* PROBLEM REQUIREMENTS
What follows is a block of records; restate each one word for word.

________________________

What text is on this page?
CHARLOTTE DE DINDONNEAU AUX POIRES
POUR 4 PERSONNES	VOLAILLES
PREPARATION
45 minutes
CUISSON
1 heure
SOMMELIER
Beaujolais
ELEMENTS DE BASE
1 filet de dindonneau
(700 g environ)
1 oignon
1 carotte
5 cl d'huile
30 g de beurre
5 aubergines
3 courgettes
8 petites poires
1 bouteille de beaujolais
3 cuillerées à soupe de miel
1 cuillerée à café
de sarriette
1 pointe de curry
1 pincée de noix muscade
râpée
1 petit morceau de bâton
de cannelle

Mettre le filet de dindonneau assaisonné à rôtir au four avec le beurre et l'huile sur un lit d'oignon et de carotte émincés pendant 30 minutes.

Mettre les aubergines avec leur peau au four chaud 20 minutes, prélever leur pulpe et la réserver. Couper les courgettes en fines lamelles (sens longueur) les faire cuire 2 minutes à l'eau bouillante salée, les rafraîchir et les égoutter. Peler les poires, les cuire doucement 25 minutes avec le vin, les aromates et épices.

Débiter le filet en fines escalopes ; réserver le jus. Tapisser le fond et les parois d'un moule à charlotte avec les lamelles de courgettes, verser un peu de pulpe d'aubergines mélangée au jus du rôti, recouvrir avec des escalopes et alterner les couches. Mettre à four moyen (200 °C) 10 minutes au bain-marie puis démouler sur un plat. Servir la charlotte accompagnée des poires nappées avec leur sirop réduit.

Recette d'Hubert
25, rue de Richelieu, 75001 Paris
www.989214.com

________________________

* ANSWER FOR THIS EXERCISE
What text is on this page?
CHARLOTTE DE DINDONNEAU AUX POIRES
POUR 4 PERSONNES	VOLAILLES
PREPARATION
45 minutes
CUISSON
1 heure
SOMMELIER
Beaujolais
ELEMENTS DE BASE
1 filet de dindonneau
(700 g environ)
1 oignon
1 carotte
5 cl d'huile
30 g de beurre
5 aubergines
3 courgettes
8 petites poires
1 bouteille de beaujolais
3 cuillerées à soupe de miel
1 cuillerée à café
de sarriette
1 pointe de curry
1 pincée de noix muscade
râpée
1 petit morceau de bâton
de cannelle

Mettre le filet de dindonneau assaisonné à rôtir au four avec le beurre et l'huile sur un lit d'oignon et de carotte émincés pendant 30 minutes.

Mettre les aubergines avec leur peau au four chaud 20 minutes, prélever leur pulpe et la réserver. Couper les courgettes en fines lamelles (sens longueur) les faire cuire 2 minutes à l'eau bouillante salée, les rafraîchir et les égoutter. Peler les poires, les cuire doucement 25 minutes avec le vin, les aromates et épices.

Débiter le filet en fines escalopes ; réserver le jus. Tapisser le fond et les parois d'un moule à charlotte avec les lamelles de courgettes, verser un peu de pulpe d'aubergines mélangée au jus du rôti, recouvrir avec des escalopes et alterner les couches. Mettre à four moyen (200 °C) 10 minutes au bain-marie puis démouler sur un plat. Servir la charlotte accompagnée des poires nappées avec leur sirop réduit.

Recette d'Hubert
25, rue de Richelieu, 75001 Paris
www.989214.com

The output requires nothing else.